◆ Short task:
Omit the pictures and output every entry below exactly as written.

Stored records:

+++

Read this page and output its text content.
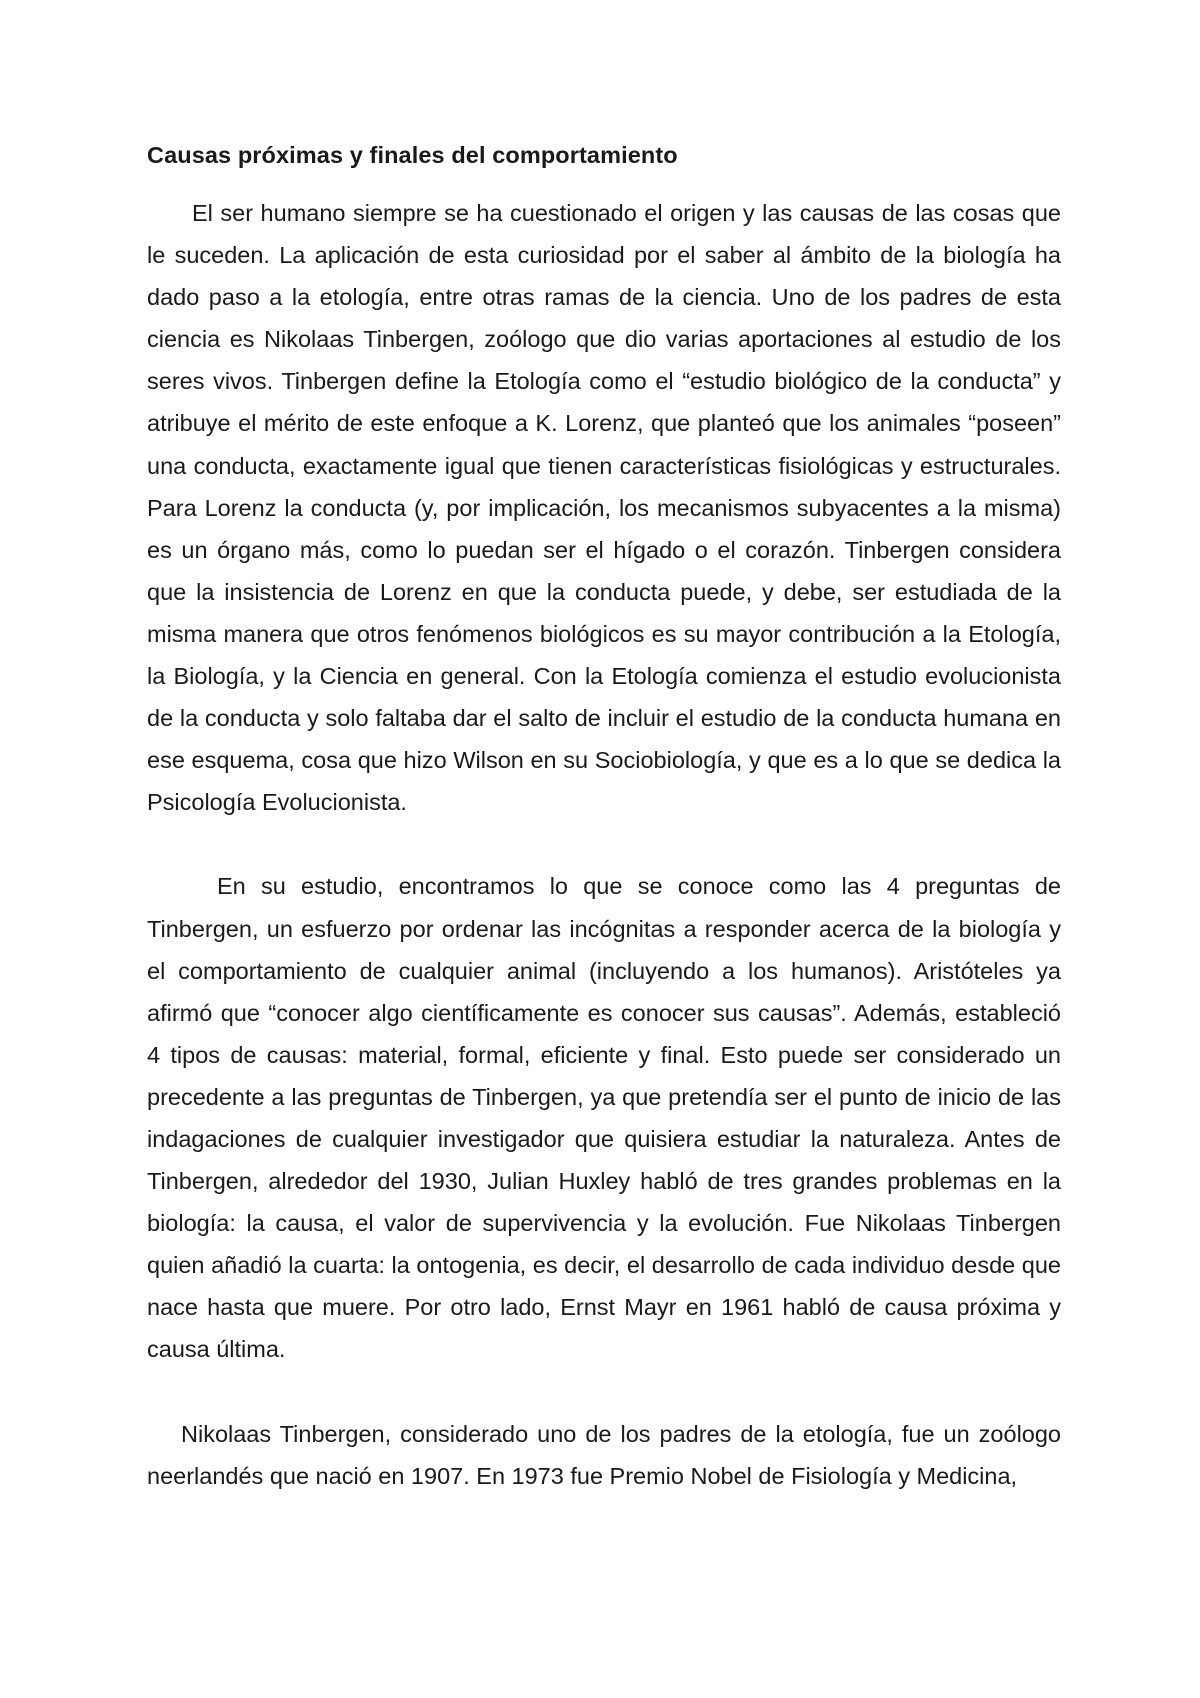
Causas próximas y finales del comportamiento

El ser humano siempre se ha cuestionado el origen y las causas de las cosas que le suceden. La aplicación de esta curiosidad por el saber al ámbito de la biología ha dado paso a la etología, entre otras ramas de la ciencia. Uno de los padres de esta ciencia es Nikolaas Tinbergen, zoólogo que dio varias aportaciones al estudio de los seres vivos. Tinbergen define la Etología como el “estudio biológico de la conducta” y atribuye el mérito de este enfoque a K. Lorenz, que planteó que los animales “poseen” una conducta, exactamente igual que tienen características fisiológicas y estructurales. Para Lorenz la conducta (y, por implicación, los mecanismos subyacentes a la misma) es un órgano más, como lo puedan ser el hígado o el corazón. Tinbergen considera que la insistencia de Lorenz en que la conducta puede, y debe, ser estudiada de la misma manera que otros fenómenos biológicos es su mayor contribución a la Etología, la Biología, y la Ciencia en general. Con la Etología comienza el estudio evolucionista de la conducta y solo faltaba dar el salto de incluir el estudio de la conducta humana en ese esquema, cosa que hizo Wilson en su Sociobiología, y que es a lo que se dedica la Psicología Evolucionista.

En su estudio, encontramos lo que se conoce como las 4 preguntas de Tinbergen, un esfuerzo por ordenar las incógnitas a responder acerca de la biología y el comportamiento de cualquier animal (incluyendo a los humanos). Aristóteles ya afirmó que “conocer algo científicamente es conocer sus causas”. Además, estableció 4 tipos de causas: material, formal, eficiente y final. Esto puede ser considerado un precedente a las preguntas de Tinbergen, ya que pretendía ser el punto de inicio de las indagaciones de cualquier investigador que quisiera estudiar la naturaleza. Antes de Tinbergen, alrededor del 1930, Julian Huxley habló de tres grandes problemas en la biología: la causa, el valor de supervivencia y la evolución. Fue Nikolaas Tinbergen quien añadió la cuarta: la ontogenia, es decir, el desarrollo de cada individuo desde que nace hasta que muere. Por otro lado, Ernst Mayr en 1961 habló de causa próxima y causa última.

Nikolaas Tinbergen, considerado uno de los padres de la etología, fue un zoólogo neerlandés que nació en 1907. En 1973 fue Premio Nobel de Fisiología y Medicina,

+++

◆ Expected answer:
Read this page and output its text content.
Causas próximas y finales del comportamiento

El ser humano siempre se ha cuestionado el origen y las causas de las cosas que le suceden. La aplicación de esta curiosidad por el saber al ámbito de la biología ha dado paso a la etología, entre otras ramas de la ciencia. Uno de los padres de esta ciencia es Nikolaas Tinbergen, zoólogo que dio varias aportaciones al estudio de los seres vivos. Tinbergen define la Etología como el “estudio biológico de la conducta” y atribuye el mérito de este enfoque a K. Lorenz, que planteó que los animales “poseen” una conducta, exactamente igual que tienen características fisiológicas y estructurales. Para Lorenz la conducta (y, por implicación, los mecanismos subyacentes a la misma) es un órgano más, como lo puedan ser el hígado o el corazón. Tinbergen considera que la insistencia de Lorenz en que la conducta puede, y debe, ser estudiada de la misma manera que otros fenómenos biológicos es su mayor contribución a la Etología, la Biología, y la Ciencia en general. Con la Etología comienza el estudio evolucionista de la conducta y solo faltaba dar el salto de incluir el estudio de la conducta humana en ese esquema, cosa que hizo Wilson en su Sociobiología, y que es a lo que se dedica la Psicología Evolucionista.

En su estudio, encontramos lo que se conoce como las 4 preguntas de Tinbergen, un esfuerzo por ordenar las incógnitas a responder acerca de la biología y el comportamiento de cualquier animal (incluyendo a los humanos). Aristóteles ya afirmó que “conocer algo científicamente es conocer sus causas”. Además, estableció 4 tipos de causas: material, formal, eficiente y final. Esto puede ser considerado un precedente a las preguntas de Tinbergen, ya que pretendía ser el punto de inicio de las indagaciones de cualquier investigador que quisiera estudiar la naturaleza. Antes de Tinbergen, alrededor del 1930, Julian Huxley habló de tres grandes problemas en la biología: la causa, el valor de supervivencia y la evolución. Fue Nikolaas Tinbergen quien añadió la cuarta: la ontogenia, es decir, el desarrollo de cada individuo desde que nace hasta que muere. Por otro lado, Ernst Mayr en 1961 habló de causa próxima y causa última.

Nikolaas Tinbergen, considerado uno de los padres de la etología, fue un zoólogo neerlandés que nació en 1907. En 1973 fue Premio Nobel de Fisiología y Medicina,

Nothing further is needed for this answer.